Where a line in the listing contains the string "problème", copy that line out.

-- begin --

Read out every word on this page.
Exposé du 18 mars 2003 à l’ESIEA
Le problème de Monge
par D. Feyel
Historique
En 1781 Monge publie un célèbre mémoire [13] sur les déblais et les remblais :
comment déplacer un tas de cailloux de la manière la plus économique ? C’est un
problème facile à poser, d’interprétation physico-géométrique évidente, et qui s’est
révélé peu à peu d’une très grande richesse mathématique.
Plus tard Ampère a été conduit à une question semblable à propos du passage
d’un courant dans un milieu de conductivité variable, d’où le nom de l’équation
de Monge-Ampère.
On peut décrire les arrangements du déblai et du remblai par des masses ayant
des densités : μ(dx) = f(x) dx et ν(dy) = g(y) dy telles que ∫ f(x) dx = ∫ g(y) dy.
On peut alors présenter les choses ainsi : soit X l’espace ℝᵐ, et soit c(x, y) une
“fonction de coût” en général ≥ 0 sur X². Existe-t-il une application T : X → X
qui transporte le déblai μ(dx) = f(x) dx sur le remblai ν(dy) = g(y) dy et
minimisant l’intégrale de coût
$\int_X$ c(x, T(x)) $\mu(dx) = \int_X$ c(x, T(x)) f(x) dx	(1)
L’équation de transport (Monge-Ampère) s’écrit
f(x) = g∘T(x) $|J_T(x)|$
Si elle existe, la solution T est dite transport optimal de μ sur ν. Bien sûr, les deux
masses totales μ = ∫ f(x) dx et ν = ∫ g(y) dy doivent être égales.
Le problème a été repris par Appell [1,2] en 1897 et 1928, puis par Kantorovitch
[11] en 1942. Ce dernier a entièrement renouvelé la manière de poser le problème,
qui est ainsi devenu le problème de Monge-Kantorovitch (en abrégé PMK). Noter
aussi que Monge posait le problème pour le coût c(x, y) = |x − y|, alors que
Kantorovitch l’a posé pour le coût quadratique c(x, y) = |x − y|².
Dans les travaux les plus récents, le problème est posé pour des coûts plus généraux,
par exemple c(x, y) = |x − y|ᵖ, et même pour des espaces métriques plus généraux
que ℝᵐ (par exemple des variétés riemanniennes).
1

-- end --

_ANSWER TO THE EXERCISE_:
Le problème de Monge
problème facile à poser, d’interprétation physico-géométrique évidente, et qui s’est
Le problème a été repris par Appell [1,2] en 1897 et 1928, puis par Kantorovitch
[11] en 1942. Ce dernier a entièrement renouvelé la manière de poser le problème,
qui est ainsi devenu le problème de Monge-Kantorovitch (en abrégé PMK). Noter
aussi que Monge posait le problème pour le coût c(x, y) = |x − y|, alors que
Dans les travaux les plus récents, le problème est posé pour des coûts plus généraux,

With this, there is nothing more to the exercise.